◆ EXERCISE DIRECTIONS
From the listing below, pull each line that includes "checklist".
--- Start ---
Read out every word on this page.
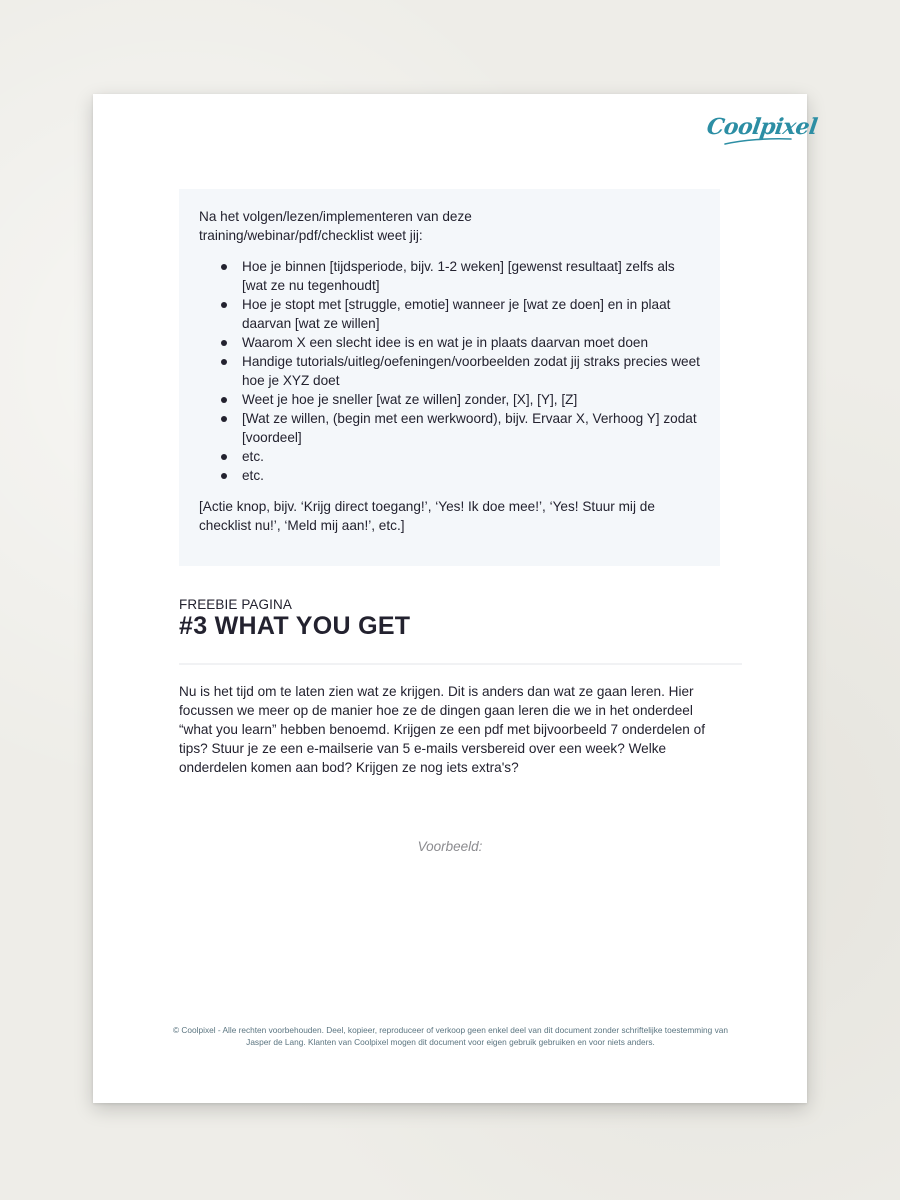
Coolpixel

Na het volgen/lezen/implementeren van deze
training/webinar/pdf/checklist weet jij:

Hoe je binnen [tijdsperiode, bijv. 1-2 weken] [gewenst resultaat] zelfs als [wat ze nu tegenhoudt]
Hoe je stopt met [struggle, emotie] wanneer je [wat ze doen] en in plaat daarvan [wat ze willen]
Waarom X een slecht idee is en wat je in plaats daarvan moet doen
Handige tutorials/uitleg/oefeningen/voorbeelden zodat jij straks precies weet hoe je XYZ doet
Weet je hoe je sneller [wat ze willen] zonder, [X], [Y], [Z]
[Wat ze willen, (begin met een werkwoord), bijv. Ervaar X, Verhoog Y] zodat [voordeel]
etc.
etc.

[Actie knop, bijv. ‘Krijg direct toegang!’, ‘Yes! Ik doe mee!’, ‘Yes! Stuur mij de checklist nu!’, ‘Meld mij aan!’, etc.]

FREEBIE PAGINA
#3 WHAT YOU GET
Nu is het tijd om te laten zien wat ze krijgen. Dit is anders dan wat ze gaan leren. Hier focussen we meer op de manier hoe ze de dingen gaan leren die we in het onderdeel “what you learn” hebben benoemd. Krijgen ze een pdf met bijvoorbeeld 7 onderdelen of tips? Stuur je ze een e-mailserie van 5 e-mails versbereid over een week? Welke onderdelen komen aan bod? Krijgen ze nog iets extra's?
Voorbeeld:
© Coolpixel - Alle rechten voorbehouden. Deel, kopieer, reproduceer of verkoop geen enkel deel van dit document zonder schriftelijke toestemming van Jasper de Lang. Klanten van Coolpixel mogen dit document voor eigen gebruik gebruiken en voor niets anders.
--- End ---
◆ EXERCISE OUTPUT
training/webinar/pdf/checklist weet jij:
[Actie knop, bijv. ‘Krijg direct toegang!’, ‘Yes! Ik doe mee!’, ‘Yes! Stuur mij de checklist nu!’, ‘Meld mij aan!’, etc.]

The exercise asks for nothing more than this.